__What you are asked to do__. Please express the lines below as a Markdown table with two columns, n for the row number and Line for the line itself, leaving out any blank lines.

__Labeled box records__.
>>

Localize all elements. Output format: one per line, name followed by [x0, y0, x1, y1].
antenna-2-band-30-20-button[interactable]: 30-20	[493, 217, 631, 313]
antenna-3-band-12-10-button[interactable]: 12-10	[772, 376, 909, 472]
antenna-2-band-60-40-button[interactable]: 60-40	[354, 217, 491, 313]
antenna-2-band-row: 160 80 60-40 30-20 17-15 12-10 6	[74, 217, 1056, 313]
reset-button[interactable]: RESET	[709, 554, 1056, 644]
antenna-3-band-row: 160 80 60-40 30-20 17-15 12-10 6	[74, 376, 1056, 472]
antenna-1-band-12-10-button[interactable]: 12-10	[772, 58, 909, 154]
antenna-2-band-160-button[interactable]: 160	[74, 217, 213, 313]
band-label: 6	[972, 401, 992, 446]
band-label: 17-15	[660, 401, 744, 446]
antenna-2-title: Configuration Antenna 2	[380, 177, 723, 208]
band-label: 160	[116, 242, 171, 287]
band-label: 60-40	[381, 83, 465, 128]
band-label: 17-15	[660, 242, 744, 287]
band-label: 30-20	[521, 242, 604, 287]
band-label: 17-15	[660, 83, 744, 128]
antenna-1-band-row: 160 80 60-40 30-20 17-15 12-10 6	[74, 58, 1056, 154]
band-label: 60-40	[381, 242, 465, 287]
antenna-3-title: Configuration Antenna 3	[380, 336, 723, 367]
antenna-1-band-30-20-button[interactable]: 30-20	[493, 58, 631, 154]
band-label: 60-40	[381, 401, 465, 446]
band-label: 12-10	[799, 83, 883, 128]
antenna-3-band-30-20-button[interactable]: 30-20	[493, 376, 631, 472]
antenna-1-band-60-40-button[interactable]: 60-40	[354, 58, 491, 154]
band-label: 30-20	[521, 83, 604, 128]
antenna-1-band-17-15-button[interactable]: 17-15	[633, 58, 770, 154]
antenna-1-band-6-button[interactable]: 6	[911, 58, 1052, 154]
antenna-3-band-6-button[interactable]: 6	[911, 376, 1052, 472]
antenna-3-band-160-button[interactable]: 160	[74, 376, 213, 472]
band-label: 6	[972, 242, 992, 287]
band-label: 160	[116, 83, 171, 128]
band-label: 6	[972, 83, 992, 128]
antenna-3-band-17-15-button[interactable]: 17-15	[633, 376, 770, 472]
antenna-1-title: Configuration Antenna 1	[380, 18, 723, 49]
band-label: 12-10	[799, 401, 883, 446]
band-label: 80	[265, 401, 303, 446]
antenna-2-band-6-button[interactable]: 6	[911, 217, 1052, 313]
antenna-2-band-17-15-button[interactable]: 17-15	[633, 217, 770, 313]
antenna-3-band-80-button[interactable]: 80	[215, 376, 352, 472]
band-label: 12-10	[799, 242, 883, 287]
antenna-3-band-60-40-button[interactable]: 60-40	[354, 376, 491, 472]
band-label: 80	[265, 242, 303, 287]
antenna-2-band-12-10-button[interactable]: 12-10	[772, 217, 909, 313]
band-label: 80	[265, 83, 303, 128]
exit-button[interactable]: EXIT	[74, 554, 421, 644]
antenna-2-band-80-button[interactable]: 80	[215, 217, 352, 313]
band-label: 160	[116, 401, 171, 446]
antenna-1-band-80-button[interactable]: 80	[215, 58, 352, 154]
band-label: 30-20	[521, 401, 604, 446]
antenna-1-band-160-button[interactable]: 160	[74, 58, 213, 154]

<<

__Response below__.
| n | Line |
|---|---|
| 1 | Localize all elements. Output format: one per line, name followed by [x0, y0, x1, y1]. |
| 2 | antenna-2-band-30-20-button[interactable]: 30-20	[493, 217, 631, 313] |
| 3 | antenna-3-band-12-10-button[interactable]: 12-10	[772, 376, 909, 472] |
| 4 | antenna-2-band-60-40-button[interactable]: 60-40	[354, 217, 491, 313] |
| 5 | antenna-2-band-row: 160 80 60-40 30-20 17-15 12-10 6	[74, 217, 1056, 313] |
| 6 | reset-button[interactable]: RESET	[709, 554, 1056, 644] |
| 7 | antenna-3-band-row: 160 80 60-40 30-20 17-15 12-10 6	[74, 376, 1056, 472] |
| 8 | antenna-1-band-12-10-button[interactable]: 12-10	[772, 58, 909, 154] |
| 9 | antenna-2-band-160-button[interactable]: 160	[74, 217, 213, 313] |
| 10 | band-label: 6	[972, 401, 992, 446] |
| 11 | band-label: 17-15	[660, 401, 744, 446] |
| 12 | antenna-2-title: Configuration Antenna 2	[380, 177, 723, 208] |
| 13 | band-label: 160	[116, 242, 171, 287] |
| 14 | band-label: 60-40	[381, 83, 465, 128] |
| 15 | band-label: 17-15	[660, 242, 744, 287] |
| 16 | band-label: 30-20	[521, 242, 604, 287] |
| 17 | band-label: 17-15	[660, 83, 744, 128] |
| 18 | antenna-1-band-row: 160 80 60-40 30-20 17-15 12-10 6	[74, 58, 1056, 154] |
| 19 | band-label: 60-40	[381, 242, 465, 287] |
| 20 | antenna-3-title: Configuration Antenna 3	[380, 336, 723, 367] |
| 21 | antenna-1-band-30-20-button[interactable]: 30-20	[493, 58, 631, 154] |
| 22 | band-label: 60-40	[381, 401, 465, 446] |
| 23 | band-label: 12-10	[799, 83, 883, 128] |
| 24 | antenna-3-band-30-20-button[interactable]: 30-20	[493, 376, 631, 472] |
| 25 | antenna-1-band-60-40-button[interactable]: 60-40	[354, 58, 491, 154] |
| 26 | band-label: 30-20	[521, 83, 604, 128] |
| 27 | antenna-1-band-17-15-button[interactable]: 17-15	[633, 58, 770, 154] |
| 28 | antenna-1-band-6-button[interactable]: 6	[911, 58, 1052, 154] |
| 29 | antenna-3-band-6-button[interactable]: 6	[911, 376, 1052, 472] |
| 30 | antenna-3-band-160-button[interactable]: 160	[74, 376, 213, 472] |
| 31 | band-label: 6	[972, 242, 992, 287] |
| 32 | band-label: 160	[116, 83, 171, 128] |
| 33 | band-label: 6	[972, 83, 992, 128] |
| 34 | antenna-3-band-17-15-button[interactable]: 17-15	[633, 376, 770, 472] |
| 35 | antenna-1-title: Configuration Antenna 1	[380, 18, 723, 49] |
| 36 | band-label: 12-10	[799, 401, 883, 446] |
| 37 | band-label: 80	[265, 401, 303, 446] |
| 38 | antenna-2-band-6-button[interactable]: 6	[911, 217, 1052, 313] |
| 39 | antenna-2-band-17-15-button[interactable]: 17-15	[633, 217, 770, 313] |
| 40 | antenna-3-band-80-button[interactable]: 80	[215, 376, 352, 472] |
| 41 | band-label: 12-10	[799, 242, 883, 287] |
| 42 | antenna-3-band-60-40-button[interactable]: 60-40	[354, 376, 491, 472] |
| 43 | band-label: 80	[265, 242, 303, 287] |
| 44 | antenna-2-band-12-10-button[interactable]: 12-10	[772, 217, 909, 313] |
| 45 | band-label: 80	[265, 83, 303, 128] |
| 46 | exit-button[interactable]: EXIT	[74, 554, 421, 644] |
| 47 | antenna-2-band-80-button[interactable]: 80	[215, 217, 352, 313] |
| 48 | band-label: 160	[116, 401, 171, 446] |
| 49 | antenna-1-band-80-button[interactable]: 80	[215, 58, 352, 154] |
| 50 | band-label: 30-20	[521, 401, 604, 446] |
| 51 | antenna-1-band-160-button[interactable]: 160	[74, 58, 213, 154] |